--- SET PROBLEM ---
Drop the pictures from the entries below, then reproduce the rest exactly.

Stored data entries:

::::

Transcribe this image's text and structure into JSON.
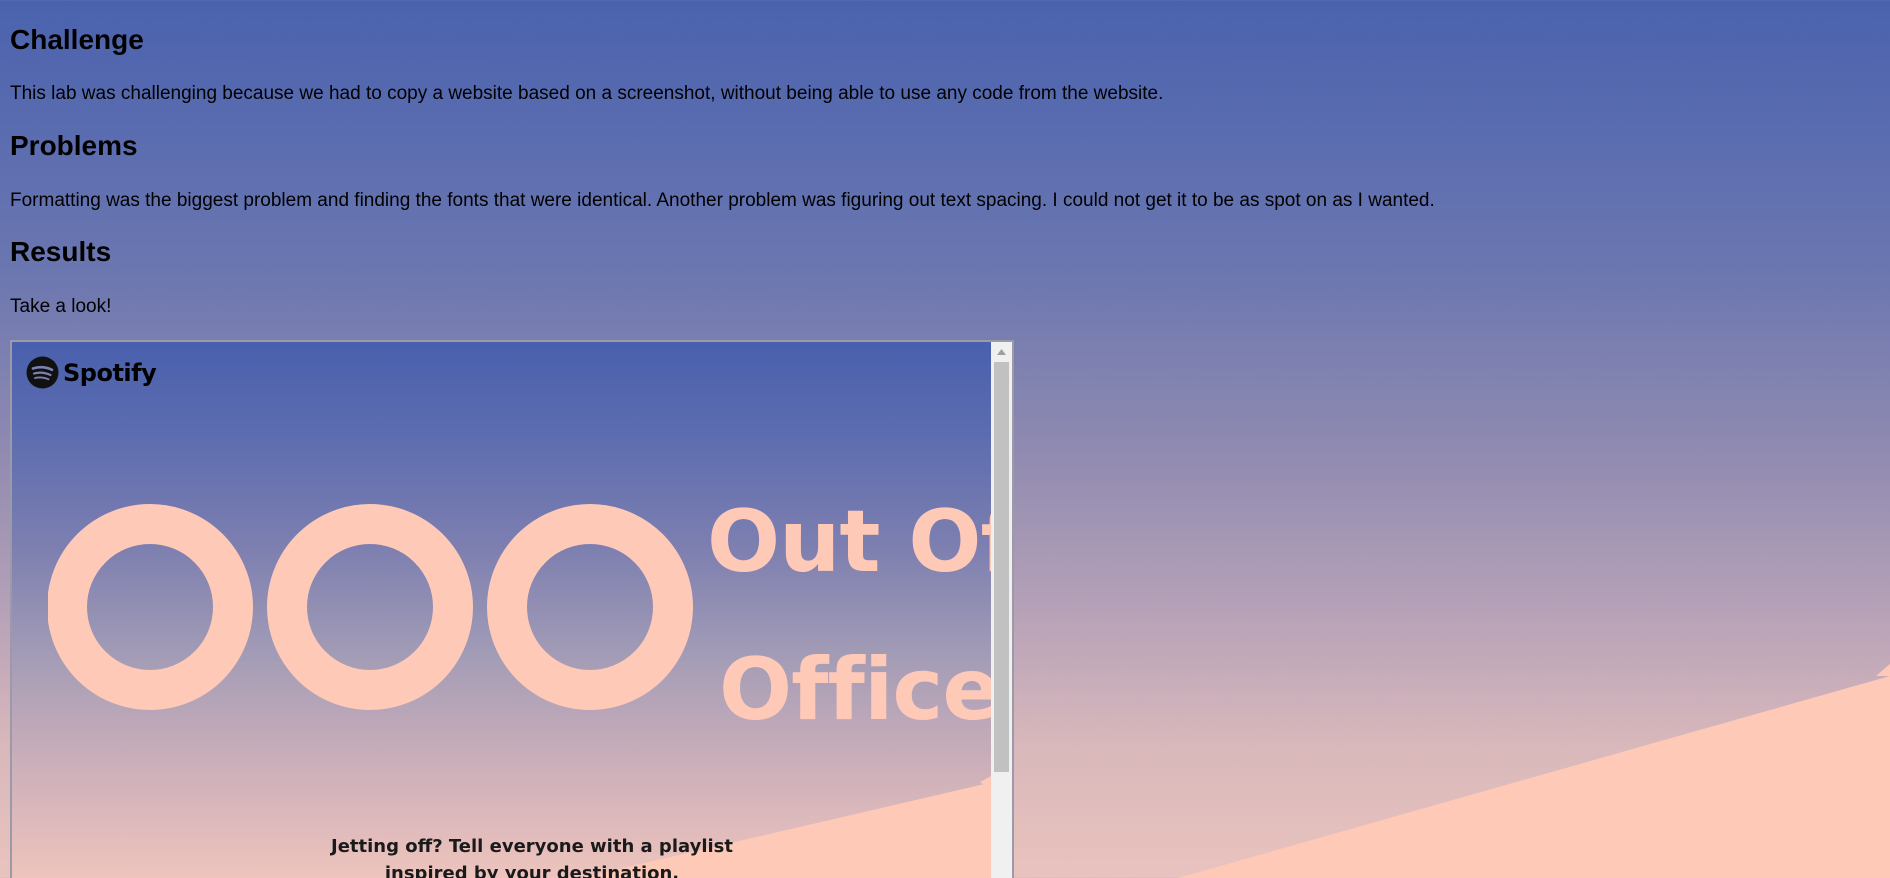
{
  "sections": {
    "challenge": {
      "heading": "Challenge",
      "text": "This lab was challenging because we had to copy a website based on a screenshot, without being able to use any code from the website."
    },
    "problems": {
      "heading": "Problems",
      "text": "Formatting was the biggest problem and finding the fonts that were identical. Another problem was figuring out text spacing. I could not get it to be as spot on as I wanted."
    },
    "results": {
      "heading": "Results",
      "text": "Take a look!"
    }
  },
  "embed": {
    "brand": "Spotify",
    "brand_icon": "spotify-logo-icon",
    "headline_letters": "OOO",
    "tagline_line1": "Out Of",
    "tagline_line2": "Office",
    "subcopy_line1": "Jetting off? Tell everyone with a playlist",
    "subcopy_line2": "inspired by your destination.",
    "colors": {
      "accent_peach": "#ffc9b8",
      "top_blue": "#4960ad"
    }
  }
}
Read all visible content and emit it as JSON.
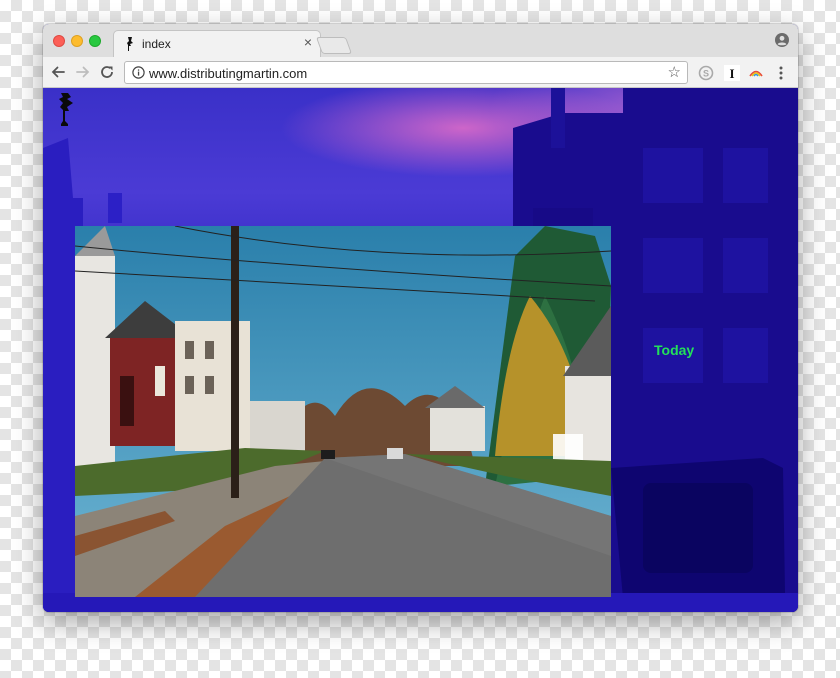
{
  "browser": {
    "tab_title": "index",
    "tab_close_glyph": "×",
    "url": "www.distributingmartin.com",
    "star_glyph": "☆",
    "icons": [
      "back-arrow-icon",
      "forward-arrow-icon",
      "reload-icon",
      "info-icon",
      "star-icon",
      "skype-extension-icon",
      "instapaper-extension-icon",
      "rainbow-extension-icon",
      "menu-dots-icon",
      "profile-icon"
    ]
  },
  "page": {
    "nav_link": "Today",
    "colors": {
      "link": "#23e05a",
      "background_tint": "#1a10a0",
      "sky_pink": "#e06ec8"
    },
    "images": [
      "site-logo-figure",
      "street-photograph"
    ]
  }
}
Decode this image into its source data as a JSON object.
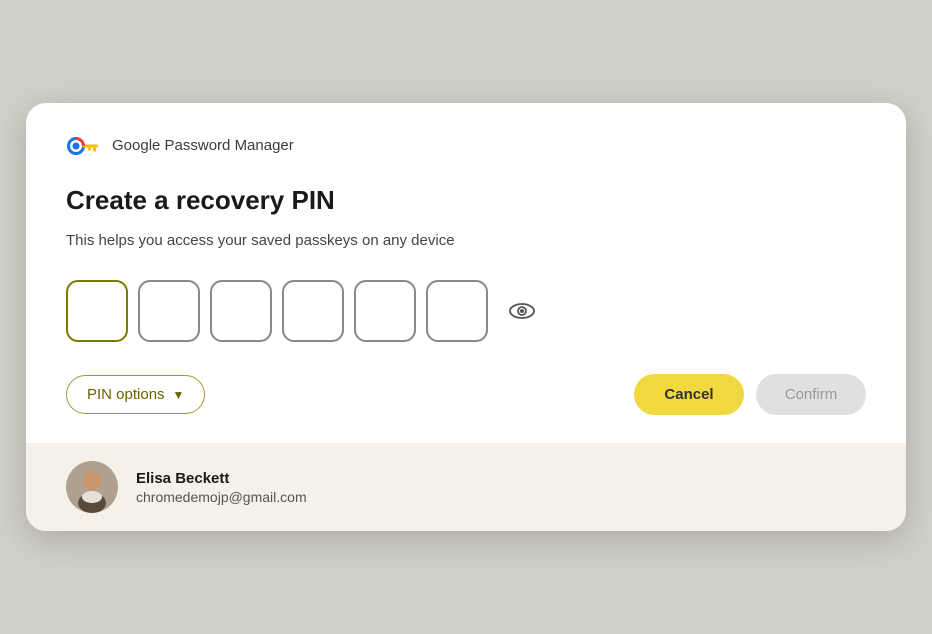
{
  "header": {
    "gpm_label": "Google Password Manager"
  },
  "dialog": {
    "title": "Create a recovery PIN",
    "description": "This helps you access your saved passkeys on any device",
    "pin_boxes": [
      "",
      "",
      "",
      "",
      "",
      ""
    ],
    "eye_label": "Toggle PIN visibility"
  },
  "actions": {
    "pin_options_label": "PIN options",
    "cancel_label": "Cancel",
    "confirm_label": "Confirm"
  },
  "footer": {
    "user_name": "Elisa Beckett",
    "user_email": "chromedemojp@gmail.com"
  },
  "icons": {
    "key": "🔑",
    "eye": "👁",
    "chevron_down": "▼"
  }
}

::::

--- RESPONSE TO THE EXERCISE ---
Transcribe this image's text and structure into JSON.
{
  "sections": {
    "challenge": {
      "heading": "Challenge",
      "text": "This lab was challenging because we had to copy a website based on a screenshot, without being able to use any code from the website."
    },
    "problems": {
      "heading": "Problems",
      "text": "Formatting was the biggest problem and finding the fonts that were identical. Another problem was figuring out text spacing. I could not get it to be as spot on as I wanted."
    },
    "results": {
      "heading": "Results",
      "text": "Take a look!"
    }
  },
  "embed": {
    "brand": "Spotify",
    "brand_icon": "spotify-logo-icon",
    "headline_letters": "OOO",
    "tagline_line1": "Out Of",
    "tagline_line2": "Office",
    "subcopy_line1": "Jetting off? Tell everyone with a playlist",
    "subcopy_line2": "inspired by your destination.",
    "colors": {
      "accent_peach": "#ffc9b8",
      "top_blue": "#4960ad"
    }
  }
}
Read all visible content and emit it as JSON.
{
  "browser": {
    "tab_title": "index",
    "tab_close_glyph": "×",
    "url": "www.distributingmartin.com",
    "star_glyph": "☆",
    "icons": [
      "back-arrow-icon",
      "forward-arrow-icon",
      "reload-icon",
      "info-icon",
      "star-icon",
      "skype-extension-icon",
      "instapaper-extension-icon",
      "rainbow-extension-icon",
      "menu-dots-icon",
      "profile-icon"
    ]
  },
  "page": {
    "nav_link": "Today",
    "colors": {
      "link": "#23e05a",
      "background_tint": "#1a10a0",
      "sky_pink": "#e06ec8"
    },
    "images": [
      "site-logo-figure",
      "street-photograph"
    ]
  }
}
Decode this image into its source data as a JSON object.
{
  "header": {
    "gpm_label": "Google Password Manager"
  },
  "dialog": {
    "title": "Create a recovery PIN",
    "description": "This helps you access your saved passkeys on any device",
    "pin_boxes": [
      "",
      "",
      "",
      "",
      "",
      ""
    ],
    "eye_label": "Toggle PIN visibility"
  },
  "actions": {
    "pin_options_label": "PIN options",
    "cancel_label": "Cancel",
    "confirm_label": "Confirm"
  },
  "footer": {
    "user_name": "Elisa Beckett",
    "user_email": "chromedemojp@gmail.com"
  },
  "icons": {
    "key": "🔑",
    "eye": "👁",
    "chevron_down": "▼"
  }
}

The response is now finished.